---------- Data for processing
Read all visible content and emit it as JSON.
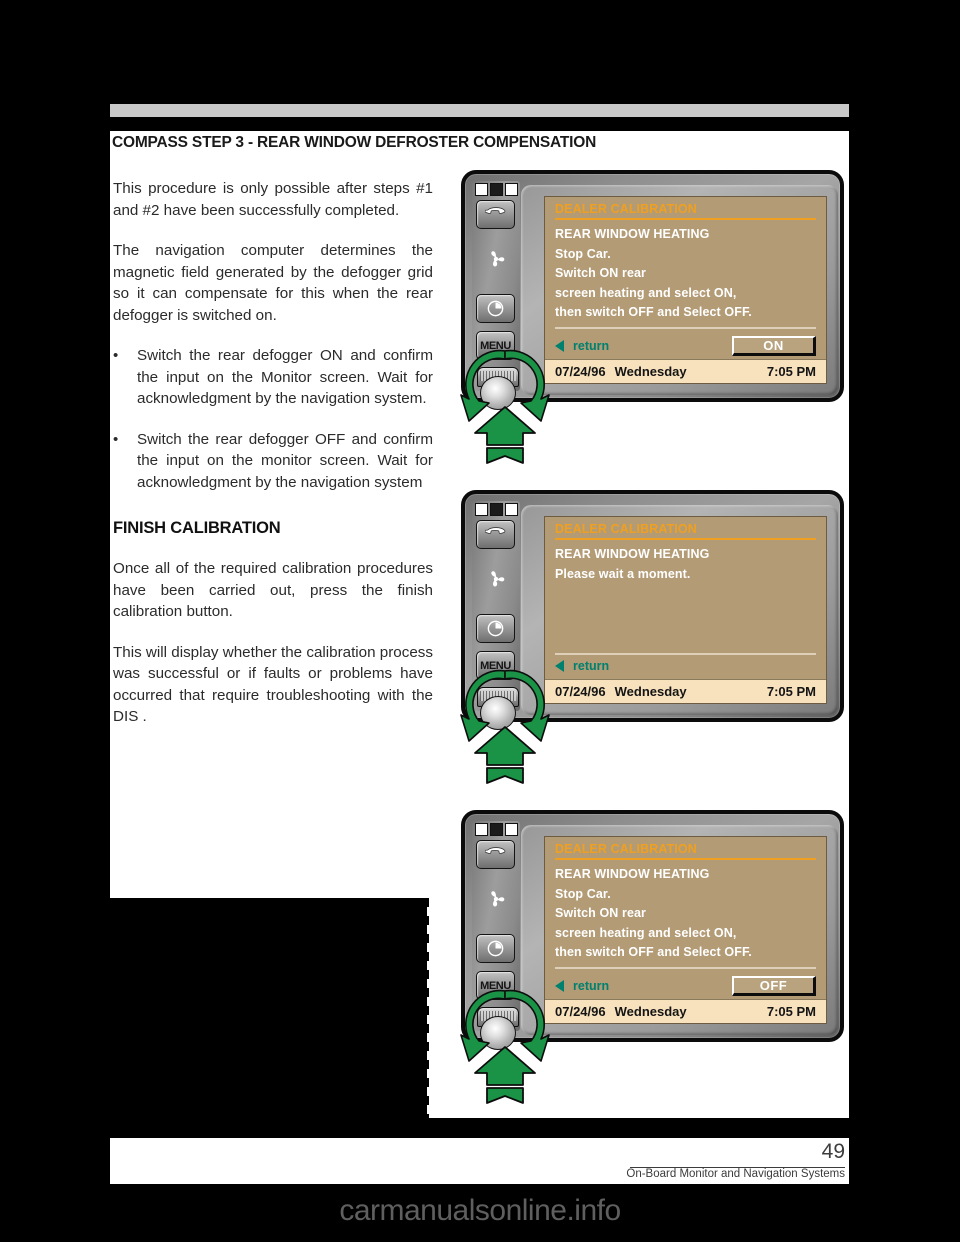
{
  "document": {
    "page_title": "COMPASS STEP 3 - REAR WINDOW DEFROSTER COMPENSATION",
    "page_number": "49",
    "footer_subtitle": "On-Board Monitor and Navigation Systems",
    "watermark": "carmanualsonline.info"
  },
  "body": {
    "paragraph1": "This procedure is only possible after steps #1 and #2 have been successfully completed.",
    "paragraph2": "The navigation computer determines the magnetic field generated by the defogger grid so it can compensate for this when the rear defogger is switched on.",
    "bullet_marker": "•",
    "bullet1": "Switch the rear defogger ON and confirm the input on the Monitor screen. Wait for acknowledgment by the navigation system.",
    "bullet2": "Switch the rear defogger OFF and confirm the input on the monitor screen. Wait for acknowledgment by the navigation system",
    "section_heading": "FINISH CALIBRATION",
    "paragraph3": "Once all of the required calibration procedures have been carried out, press the finish calibration button.",
    "paragraph4": "This will display whether the calibration process was successful or if faults or problems have occurred that require troubleshooting with the DIS ."
  },
  "monitor_controls": {
    "phone_icon": "phone-handset-icon",
    "fan_icon": "fan-snowflake-icon",
    "clock_icon": "clock-icon",
    "menu_label": "MENU",
    "knob_icon": "rotary-knob",
    "led_states": [
      "on",
      "off",
      "on"
    ]
  },
  "screens": [
    {
      "id": "screen-on",
      "title": "DEALER CALIBRATION",
      "lines": [
        "REAR WINDOW HEATING",
        "Stop Car.",
        "Switch ON rear",
        "screen heating and select ON,",
        "then switch OFF and Select OFF."
      ],
      "return_label": "return",
      "option_button": "ON",
      "has_option_button": true,
      "status": {
        "date": "07/24/96",
        "day": "Wednesday",
        "time": "7:05 PM"
      }
    },
    {
      "id": "screen-wait",
      "title": "DEALER CALIBRATION",
      "lines": [
        "REAR WINDOW HEATING",
        "Please wait a moment."
      ],
      "return_label": "return",
      "option_button": "",
      "has_option_button": false,
      "status": {
        "date": "07/24/96",
        "day": "Wednesday",
        "time": "7:05 PM"
      }
    },
    {
      "id": "screen-off",
      "title": "DEALER CALIBRATION",
      "lines": [
        "REAR WINDOW HEATING",
        "Stop Car.",
        "Switch ON rear",
        "screen heating and select ON,",
        "then switch OFF and Select OFF."
      ],
      "return_label": "return",
      "option_button": "OFF",
      "has_option_button": true,
      "status": {
        "date": "07/24/96",
        "day": "Wednesday",
        "time": "7:05 PM"
      }
    }
  ],
  "colors": {
    "screen_background": "#b39b76",
    "screen_title": "#f0a020",
    "screen_text": "#ffffff",
    "status_bar": "#f7e2bd",
    "return_teal": "#00806e",
    "arrow_green": "#1a9347",
    "page_background": "#000000",
    "rule_gray": "#c8c8c8"
  },
  "annotations": {
    "press_knob_arrow": "press-knob-up-arrow",
    "rotate_knob_arrow": "rotate-knob-circular-arrow"
  }
}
--------------------
What to produce: Do not include the images; transcribe the rest of the listing exactly.

Result of the task:
Read all visible content and emit it as JSON.
{
  "document": {
    "page_title": "COMPASS STEP 3 - REAR WINDOW DEFROSTER COMPENSATION",
    "page_number": "49",
    "footer_subtitle": "On-Board Monitor and Navigation Systems",
    "watermark": "carmanualsonline.info"
  },
  "body": {
    "paragraph1": "This procedure is only possible after steps #1 and #2 have been successfully completed.",
    "paragraph2": "The navigation computer determines the magnetic field generated by the defogger grid so it can compensate for this when the rear defogger is switched on.",
    "bullet_marker": "•",
    "bullet1": "Switch the rear defogger ON and confirm the input on the Monitor screen. Wait for acknowledgment by the navigation system.",
    "bullet2": "Switch the rear defogger OFF and confirm the input on the monitor screen. Wait for acknowledgment by the navigation system",
    "section_heading": "FINISH CALIBRATION",
    "paragraph3": "Once all of the required calibration procedures have been carried out, press the finish calibration button.",
    "paragraph4": "This will display whether the calibration process was successful or if faults or problems have occurred that require troubleshooting with the DIS ."
  },
  "monitor_controls": {
    "phone_icon": "phone-handset-icon",
    "fan_icon": "fan-snowflake-icon",
    "clock_icon": "clock-icon",
    "menu_label": "MENU",
    "knob_icon": "rotary-knob",
    "led_states": [
      "on",
      "off",
      "on"
    ]
  },
  "screens": [
    {
      "id": "screen-on",
      "title": "DEALER CALIBRATION",
      "lines": [
        "REAR WINDOW HEATING",
        "Stop Car.",
        "Switch ON rear",
        "screen heating and select ON,",
        "then switch OFF and Select OFF."
      ],
      "return_label": "return",
      "option_button": "ON",
      "has_option_button": true,
      "status": {
        "date": "07/24/96",
        "day": "Wednesday",
        "time": "7:05 PM"
      }
    },
    {
      "id": "screen-wait",
      "title": "DEALER CALIBRATION",
      "lines": [
        "REAR WINDOW HEATING",
        "Please wait a moment."
      ],
      "return_label": "return",
      "option_button": "",
      "has_option_button": false,
      "status": {
        "date": "07/24/96",
        "day": "Wednesday",
        "time": "7:05 PM"
      }
    },
    {
      "id": "screen-off",
      "title": "DEALER CALIBRATION",
      "lines": [
        "REAR WINDOW HEATING",
        "Stop Car.",
        "Switch ON rear",
        "screen heating and select ON,",
        "then switch OFF and Select OFF."
      ],
      "return_label": "return",
      "option_button": "OFF",
      "has_option_button": true,
      "status": {
        "date": "07/24/96",
        "day": "Wednesday",
        "time": "7:05 PM"
      }
    }
  ],
  "colors": {
    "screen_background": "#b39b76",
    "screen_title": "#f0a020",
    "screen_text": "#ffffff",
    "status_bar": "#f7e2bd",
    "return_teal": "#00806e",
    "arrow_green": "#1a9347",
    "page_background": "#000000",
    "rule_gray": "#c8c8c8"
  },
  "annotations": {
    "press_knob_arrow": "press-knob-up-arrow",
    "rotate_knob_arrow": "rotate-knob-circular-arrow"
  }
}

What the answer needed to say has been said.